→ TEXTO DE LECTURA:

● ● ● ● ●

Sin duda, podemos depositar nuestras esperanzas en que la exigencia social de las poblaciones jóvenes sea un motor potente de los cambios que nos urgen, pero es indispensable contar con un Estado fuerte, capaz de darle forma a dichas demandas y traducirlas en políticas públicas para conducir las acciones que necesitamos.
El Presidente López Obrador es muy celoso de su carácter de jefe de Estado y de gobierno de nuestro país, de hecho, frecuentemente invoca su investidura para demandar respeto a opositores y a críticos a su gobierno. Así lo hizo cuando hace unos días, a raíz de las protestas por el asesinato de Giovanni López Ramírez en manos de policías municipales de Jalisco, cuando el gobernador Alfaro insinuó que había habido injerencia el gobierno federal. Pero la férrea voluntad de poder del Presidente no se corresponde, en la práctica, con una convicción clara sobre la necesidad de contar con un Estado robusto, entendido como unidad jurídica y política, cuyo potencial es indispensable para emprender los cambios que necesitamos.

● ● ● ● ●

→ EXTRACTO DE DATOS:
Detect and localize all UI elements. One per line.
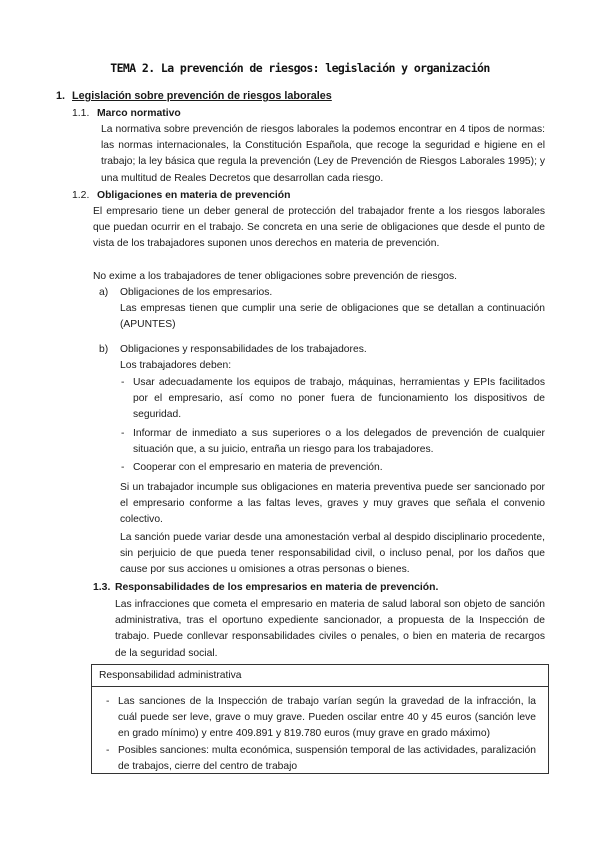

● ● ● ● ●

→ CONSIGNA DADA 1: Reproduce el texto de lectura desde "Sin duda, podemos" hasta "acciones que necesitamos.", ambos incluidos.
→ CONSIGNA DADA 2:
¿Concuerdan con el texto de lectura estas afirmaciones? Responde sí o no a cada una y cita las palabras exactas del texto que lo deciden.
(a) El gobernador Alfaro insinuó que hubo injerencia del gobierno federal.
(b) Giovanni López Ramírez murió a manos de policías estatales.
(c) El texto sostiene que la exigencia social de las poblaciones jóvenes basta por sí sola para lograr los cambios.
→ CONSIGNA DADA 3: ¿Puedes resumir en una lista breve el párrafo del texto de lectura que empieza con "El Presidente López Obrador es muy celoso", conservando sus datos principales?
Estos datos proceden de otra fuente.

→ SOLUCIÓN DEL EJERCICIO 1:
Sin duda, podemos depositar nuestras esperanzas en que la exigencia social de las poblaciones jóvenes sea un motor potente de los cambios que nos urgen, pero es indispensable contar con un Estado fuerte, capaz de darle forma a dichas demandas y traducirlas en políticas públicas para conducir las acciones que necesitamos.

→ SOLUCIÓN DEL EJERCICIO 2:
(a) Sí: "el gobernador Alfaro insinuó que había habido injerencia".
(b) No: "en manos de policías municipales de Jalisco".
(c) No: "pero es indispensable contar con un Estado fuerte".

→ SOLUCIÓN DEL EJERCICIO 3:
- López Obrador cuida mucho su carácter de jefe de Estado y de gobierno, y con frecuencia invoca su investidura para exigir respeto a opositores y críticos.
- Lo hizo hace unos días. Había protestas por el asesinato de Giovanni López Ramírez a manos de policías municipales de Jalisco, y el gobernador Alfaro insinuó una injerencia del gobierno federal.
- Su férrea voluntad de poder no se corresponde en la práctica con una convicción clara sobre la necesidad de un Estado robusto. Ese Estado se entiende como unidad jurídica y política y es indispensable para los cambios necesarios.